What you will do: Gather up the lines with the word "cluster" in them.

Records for this task:

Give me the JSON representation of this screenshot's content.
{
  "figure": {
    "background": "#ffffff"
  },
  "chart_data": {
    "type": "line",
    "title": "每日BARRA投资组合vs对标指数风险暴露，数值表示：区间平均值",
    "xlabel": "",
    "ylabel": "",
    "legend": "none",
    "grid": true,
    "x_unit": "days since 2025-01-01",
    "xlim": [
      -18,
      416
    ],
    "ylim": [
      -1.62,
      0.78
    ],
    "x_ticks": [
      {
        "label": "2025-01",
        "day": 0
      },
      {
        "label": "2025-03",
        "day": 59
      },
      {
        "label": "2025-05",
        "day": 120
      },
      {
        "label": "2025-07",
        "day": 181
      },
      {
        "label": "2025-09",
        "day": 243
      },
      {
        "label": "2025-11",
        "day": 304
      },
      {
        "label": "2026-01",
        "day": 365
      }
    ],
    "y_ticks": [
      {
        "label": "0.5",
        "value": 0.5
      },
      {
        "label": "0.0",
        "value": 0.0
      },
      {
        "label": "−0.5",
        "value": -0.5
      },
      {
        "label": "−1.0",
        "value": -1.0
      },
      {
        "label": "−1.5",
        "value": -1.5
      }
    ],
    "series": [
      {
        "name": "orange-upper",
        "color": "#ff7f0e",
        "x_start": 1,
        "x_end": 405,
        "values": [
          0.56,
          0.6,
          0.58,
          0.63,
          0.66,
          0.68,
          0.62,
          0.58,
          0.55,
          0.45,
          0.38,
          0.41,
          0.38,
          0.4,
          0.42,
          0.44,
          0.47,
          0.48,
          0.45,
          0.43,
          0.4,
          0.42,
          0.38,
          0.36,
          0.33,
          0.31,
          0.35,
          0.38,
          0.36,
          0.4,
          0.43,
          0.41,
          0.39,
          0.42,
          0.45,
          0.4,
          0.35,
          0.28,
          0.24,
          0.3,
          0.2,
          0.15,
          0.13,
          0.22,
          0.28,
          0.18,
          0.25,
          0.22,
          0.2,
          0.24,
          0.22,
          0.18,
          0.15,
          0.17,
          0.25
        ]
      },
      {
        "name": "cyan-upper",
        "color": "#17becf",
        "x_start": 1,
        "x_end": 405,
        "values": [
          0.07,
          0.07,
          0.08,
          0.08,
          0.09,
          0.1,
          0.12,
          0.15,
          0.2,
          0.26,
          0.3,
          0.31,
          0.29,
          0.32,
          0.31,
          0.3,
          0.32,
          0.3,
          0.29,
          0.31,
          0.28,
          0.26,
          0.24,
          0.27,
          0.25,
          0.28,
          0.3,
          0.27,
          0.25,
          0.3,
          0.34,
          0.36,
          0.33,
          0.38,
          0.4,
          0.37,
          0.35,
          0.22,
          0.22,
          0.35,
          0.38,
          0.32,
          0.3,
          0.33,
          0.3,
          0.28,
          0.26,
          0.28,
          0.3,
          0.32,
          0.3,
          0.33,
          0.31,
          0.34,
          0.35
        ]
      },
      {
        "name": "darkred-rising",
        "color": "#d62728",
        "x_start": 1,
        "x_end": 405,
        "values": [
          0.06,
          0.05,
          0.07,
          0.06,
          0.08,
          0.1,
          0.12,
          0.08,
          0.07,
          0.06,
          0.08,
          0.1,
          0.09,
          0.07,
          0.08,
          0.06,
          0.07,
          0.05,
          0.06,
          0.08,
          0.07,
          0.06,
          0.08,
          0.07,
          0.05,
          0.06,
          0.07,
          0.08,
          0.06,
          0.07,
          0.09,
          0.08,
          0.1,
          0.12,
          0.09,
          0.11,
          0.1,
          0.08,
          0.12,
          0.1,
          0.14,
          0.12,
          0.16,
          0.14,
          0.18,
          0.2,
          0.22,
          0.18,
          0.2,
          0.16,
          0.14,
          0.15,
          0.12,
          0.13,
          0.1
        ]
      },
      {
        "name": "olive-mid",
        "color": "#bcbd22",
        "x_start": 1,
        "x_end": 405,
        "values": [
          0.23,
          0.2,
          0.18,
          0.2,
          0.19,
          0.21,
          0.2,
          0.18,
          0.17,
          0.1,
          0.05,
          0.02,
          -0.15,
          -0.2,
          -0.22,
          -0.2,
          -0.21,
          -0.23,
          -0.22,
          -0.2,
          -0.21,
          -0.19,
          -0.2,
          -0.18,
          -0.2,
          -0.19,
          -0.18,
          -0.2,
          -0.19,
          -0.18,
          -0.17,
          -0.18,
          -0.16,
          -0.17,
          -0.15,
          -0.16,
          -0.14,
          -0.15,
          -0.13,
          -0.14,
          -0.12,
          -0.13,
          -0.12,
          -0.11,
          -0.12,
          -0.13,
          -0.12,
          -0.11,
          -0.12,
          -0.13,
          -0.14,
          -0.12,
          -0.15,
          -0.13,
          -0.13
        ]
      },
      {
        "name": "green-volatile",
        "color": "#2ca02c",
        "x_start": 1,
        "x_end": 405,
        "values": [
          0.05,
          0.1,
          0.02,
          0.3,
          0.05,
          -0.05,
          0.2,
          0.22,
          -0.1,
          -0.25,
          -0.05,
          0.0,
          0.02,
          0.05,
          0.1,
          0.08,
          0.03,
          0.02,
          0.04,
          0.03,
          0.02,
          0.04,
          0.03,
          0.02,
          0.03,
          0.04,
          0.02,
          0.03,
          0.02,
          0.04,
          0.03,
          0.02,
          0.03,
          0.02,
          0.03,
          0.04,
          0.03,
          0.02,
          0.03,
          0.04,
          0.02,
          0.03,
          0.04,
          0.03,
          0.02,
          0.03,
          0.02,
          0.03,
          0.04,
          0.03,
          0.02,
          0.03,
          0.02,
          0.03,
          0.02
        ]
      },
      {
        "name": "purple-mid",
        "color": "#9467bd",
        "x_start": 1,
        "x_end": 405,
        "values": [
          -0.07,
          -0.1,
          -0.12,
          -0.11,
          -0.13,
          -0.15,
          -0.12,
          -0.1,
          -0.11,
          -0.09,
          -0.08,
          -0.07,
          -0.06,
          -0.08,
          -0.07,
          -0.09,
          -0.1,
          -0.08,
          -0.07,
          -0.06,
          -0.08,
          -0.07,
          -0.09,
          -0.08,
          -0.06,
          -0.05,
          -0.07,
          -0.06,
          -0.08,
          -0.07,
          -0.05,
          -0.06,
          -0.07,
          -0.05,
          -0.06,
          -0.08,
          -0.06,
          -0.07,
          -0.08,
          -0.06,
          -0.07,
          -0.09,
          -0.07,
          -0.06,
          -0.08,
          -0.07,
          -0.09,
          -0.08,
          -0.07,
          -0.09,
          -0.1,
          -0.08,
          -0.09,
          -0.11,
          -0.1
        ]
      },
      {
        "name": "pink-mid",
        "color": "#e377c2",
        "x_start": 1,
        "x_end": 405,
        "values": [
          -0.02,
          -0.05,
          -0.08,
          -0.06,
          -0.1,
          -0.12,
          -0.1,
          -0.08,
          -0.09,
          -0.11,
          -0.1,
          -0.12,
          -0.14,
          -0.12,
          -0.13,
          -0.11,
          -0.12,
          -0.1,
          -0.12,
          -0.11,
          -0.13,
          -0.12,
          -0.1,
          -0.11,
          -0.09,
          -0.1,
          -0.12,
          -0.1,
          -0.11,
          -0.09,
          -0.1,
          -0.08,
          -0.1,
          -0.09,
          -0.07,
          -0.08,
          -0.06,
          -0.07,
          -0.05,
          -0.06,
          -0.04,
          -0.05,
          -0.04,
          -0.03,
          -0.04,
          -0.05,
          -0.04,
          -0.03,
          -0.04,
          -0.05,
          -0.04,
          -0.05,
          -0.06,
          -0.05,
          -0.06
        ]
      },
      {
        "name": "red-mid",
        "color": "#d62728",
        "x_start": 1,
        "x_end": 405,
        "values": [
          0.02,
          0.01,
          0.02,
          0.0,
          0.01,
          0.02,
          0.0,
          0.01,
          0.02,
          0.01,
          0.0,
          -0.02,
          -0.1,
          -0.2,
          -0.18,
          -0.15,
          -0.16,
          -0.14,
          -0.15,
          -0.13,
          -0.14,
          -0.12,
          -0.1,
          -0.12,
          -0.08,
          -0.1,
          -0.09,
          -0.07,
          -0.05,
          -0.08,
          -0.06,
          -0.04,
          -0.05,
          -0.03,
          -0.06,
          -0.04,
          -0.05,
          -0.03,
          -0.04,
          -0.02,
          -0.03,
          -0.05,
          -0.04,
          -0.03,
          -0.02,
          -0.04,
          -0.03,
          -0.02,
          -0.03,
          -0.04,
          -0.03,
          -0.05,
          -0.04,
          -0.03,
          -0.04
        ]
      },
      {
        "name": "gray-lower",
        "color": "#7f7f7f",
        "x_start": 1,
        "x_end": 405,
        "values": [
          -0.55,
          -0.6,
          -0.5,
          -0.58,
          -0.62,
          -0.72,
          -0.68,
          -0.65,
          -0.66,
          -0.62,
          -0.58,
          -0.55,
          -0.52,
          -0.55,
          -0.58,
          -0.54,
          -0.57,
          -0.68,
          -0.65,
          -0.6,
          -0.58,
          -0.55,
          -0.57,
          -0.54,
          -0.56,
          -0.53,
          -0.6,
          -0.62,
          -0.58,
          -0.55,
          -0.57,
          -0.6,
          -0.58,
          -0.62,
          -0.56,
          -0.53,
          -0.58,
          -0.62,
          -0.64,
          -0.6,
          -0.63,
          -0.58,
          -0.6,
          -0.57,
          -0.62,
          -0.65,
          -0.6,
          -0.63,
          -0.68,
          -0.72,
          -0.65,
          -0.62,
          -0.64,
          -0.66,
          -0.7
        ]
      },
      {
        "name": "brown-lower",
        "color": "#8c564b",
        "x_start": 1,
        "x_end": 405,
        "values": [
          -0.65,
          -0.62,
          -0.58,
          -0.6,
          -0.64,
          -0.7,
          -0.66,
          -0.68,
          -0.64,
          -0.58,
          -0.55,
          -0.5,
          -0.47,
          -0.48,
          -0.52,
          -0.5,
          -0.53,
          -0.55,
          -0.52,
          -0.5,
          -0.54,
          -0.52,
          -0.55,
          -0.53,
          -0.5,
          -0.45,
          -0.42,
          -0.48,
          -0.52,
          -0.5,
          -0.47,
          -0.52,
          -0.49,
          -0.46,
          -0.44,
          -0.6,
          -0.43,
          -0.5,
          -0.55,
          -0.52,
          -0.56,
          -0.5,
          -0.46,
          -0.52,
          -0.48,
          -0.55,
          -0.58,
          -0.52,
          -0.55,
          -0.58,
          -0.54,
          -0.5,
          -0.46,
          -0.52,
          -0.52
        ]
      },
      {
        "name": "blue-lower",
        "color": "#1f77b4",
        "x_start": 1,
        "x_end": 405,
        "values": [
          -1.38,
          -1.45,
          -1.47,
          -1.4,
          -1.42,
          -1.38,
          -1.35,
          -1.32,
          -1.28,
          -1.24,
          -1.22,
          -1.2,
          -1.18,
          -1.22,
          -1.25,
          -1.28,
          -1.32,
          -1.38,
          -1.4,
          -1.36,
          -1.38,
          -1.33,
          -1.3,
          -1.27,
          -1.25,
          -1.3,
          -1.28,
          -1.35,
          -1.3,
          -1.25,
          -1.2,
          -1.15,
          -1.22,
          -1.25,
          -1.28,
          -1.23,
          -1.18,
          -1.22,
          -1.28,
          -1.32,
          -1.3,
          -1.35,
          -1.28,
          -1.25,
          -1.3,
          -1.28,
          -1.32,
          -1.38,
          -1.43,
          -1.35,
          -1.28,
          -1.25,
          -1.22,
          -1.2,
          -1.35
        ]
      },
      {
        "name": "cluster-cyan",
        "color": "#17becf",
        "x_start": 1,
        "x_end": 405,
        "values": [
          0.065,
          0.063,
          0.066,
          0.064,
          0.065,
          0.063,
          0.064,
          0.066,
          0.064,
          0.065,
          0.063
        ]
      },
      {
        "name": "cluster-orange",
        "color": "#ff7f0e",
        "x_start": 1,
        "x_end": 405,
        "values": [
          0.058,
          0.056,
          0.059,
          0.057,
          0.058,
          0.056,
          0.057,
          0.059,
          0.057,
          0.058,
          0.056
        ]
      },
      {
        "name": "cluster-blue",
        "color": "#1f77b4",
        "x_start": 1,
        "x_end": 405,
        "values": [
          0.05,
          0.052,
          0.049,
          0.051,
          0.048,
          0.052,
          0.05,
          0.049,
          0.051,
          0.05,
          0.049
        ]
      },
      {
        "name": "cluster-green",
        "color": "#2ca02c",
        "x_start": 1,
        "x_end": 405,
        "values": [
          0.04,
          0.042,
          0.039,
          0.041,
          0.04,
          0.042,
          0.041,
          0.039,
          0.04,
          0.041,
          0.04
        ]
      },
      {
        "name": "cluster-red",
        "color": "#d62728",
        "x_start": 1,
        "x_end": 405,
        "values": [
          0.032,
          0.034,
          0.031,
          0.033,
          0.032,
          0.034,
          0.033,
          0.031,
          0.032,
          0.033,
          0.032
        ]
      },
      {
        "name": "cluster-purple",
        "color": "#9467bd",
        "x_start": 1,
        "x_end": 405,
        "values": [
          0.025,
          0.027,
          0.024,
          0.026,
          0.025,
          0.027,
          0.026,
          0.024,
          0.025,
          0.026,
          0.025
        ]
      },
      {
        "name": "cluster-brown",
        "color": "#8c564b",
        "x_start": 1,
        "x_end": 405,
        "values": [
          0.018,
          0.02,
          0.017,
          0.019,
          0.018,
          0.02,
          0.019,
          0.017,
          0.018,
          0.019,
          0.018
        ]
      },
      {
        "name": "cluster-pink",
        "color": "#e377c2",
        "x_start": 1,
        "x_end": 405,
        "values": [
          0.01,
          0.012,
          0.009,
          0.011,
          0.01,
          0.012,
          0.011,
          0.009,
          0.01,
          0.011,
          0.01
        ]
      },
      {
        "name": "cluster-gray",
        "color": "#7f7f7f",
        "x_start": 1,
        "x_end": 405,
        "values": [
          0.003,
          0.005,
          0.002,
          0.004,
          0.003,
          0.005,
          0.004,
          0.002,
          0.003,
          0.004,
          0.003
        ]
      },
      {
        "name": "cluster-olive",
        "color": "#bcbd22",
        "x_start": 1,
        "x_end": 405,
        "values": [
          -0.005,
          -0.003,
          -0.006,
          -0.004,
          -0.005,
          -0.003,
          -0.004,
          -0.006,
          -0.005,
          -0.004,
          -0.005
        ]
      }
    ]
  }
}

Exercise result:
        "name": "cluster-cyan",
        "name": "cluster-orange",
        "name": "cluster-blue",
        "name": "cluster-green",
        "name": "cluster-red",
        "name": "cluster-purple",
        "name": "cluster-brown",
        "name": "cluster-pink",
        "name": "cluster-gray",
        "name": "cluster-olive",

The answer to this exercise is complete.